Exercise input:
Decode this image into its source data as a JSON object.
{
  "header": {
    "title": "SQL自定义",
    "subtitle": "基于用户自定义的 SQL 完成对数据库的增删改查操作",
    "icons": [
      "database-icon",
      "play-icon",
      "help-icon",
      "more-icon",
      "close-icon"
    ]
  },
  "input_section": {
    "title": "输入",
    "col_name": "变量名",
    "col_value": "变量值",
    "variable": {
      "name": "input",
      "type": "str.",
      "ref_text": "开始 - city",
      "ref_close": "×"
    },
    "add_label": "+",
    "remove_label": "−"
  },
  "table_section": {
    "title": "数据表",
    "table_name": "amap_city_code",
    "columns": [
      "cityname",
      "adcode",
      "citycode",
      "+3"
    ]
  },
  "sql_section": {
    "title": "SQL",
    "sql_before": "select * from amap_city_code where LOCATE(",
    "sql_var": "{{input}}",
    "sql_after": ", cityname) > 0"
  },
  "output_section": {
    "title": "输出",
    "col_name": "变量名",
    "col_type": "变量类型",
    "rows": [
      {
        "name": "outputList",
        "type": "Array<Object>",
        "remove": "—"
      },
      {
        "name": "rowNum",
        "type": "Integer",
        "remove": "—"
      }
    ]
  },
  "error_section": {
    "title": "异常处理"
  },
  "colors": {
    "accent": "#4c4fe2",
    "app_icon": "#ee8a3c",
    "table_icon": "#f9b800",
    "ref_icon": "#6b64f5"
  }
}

Task description:
Each record above should be restated word for word.

Result of the exercise:
Decode this image into its source data as a JSON object.
{
  "header": {
    "title": "SQL自定义",
    "subtitle": "基于用户自定义的 SQL 完成对数据库的增删改查操作",
    "icons": [
      "database-icon",
      "play-icon",
      "help-icon",
      "more-icon",
      "close-icon"
    ]
  },
  "input_section": {
    "title": "输入",
    "col_name": "变量名",
    "col_value": "变量值",
    "variable": {
      "name": "input",
      "type": "str.",
      "ref_text": "开始 - city",
      "ref_close": "×"
    },
    "add_label": "+",
    "remove_label": "−"
  },
  "table_section": {
    "title": "数据表",
    "table_name": "amap_city_code",
    "columns": [
      "cityname",
      "adcode",
      "citycode",
      "+3"
    ]
  },
  "sql_section": {
    "title": "SQL",
    "sql_before": "select * from amap_city_code where LOCATE(",
    "sql_var": "{{input}}",
    "sql_after": ", cityname) > 0"
  },
  "output_section": {
    "title": "输出",
    "col_name": "变量名",
    "col_type": "变量类型",
    "rows": [
      {
        "name": "outputList",
        "type": "Array<Object>",
        "remove": "—"
      },
      {
        "name": "rowNum",
        "type": "Integer",
        "remove": "—"
      }
    ]
  },
  "error_section": {
    "title": "异常处理"
  },
  "colors": {
    "accent": "#4c4fe2",
    "app_icon": "#ee8a3c",
    "table_icon": "#f9b800",
    "ref_icon": "#6b64f5"
  }
}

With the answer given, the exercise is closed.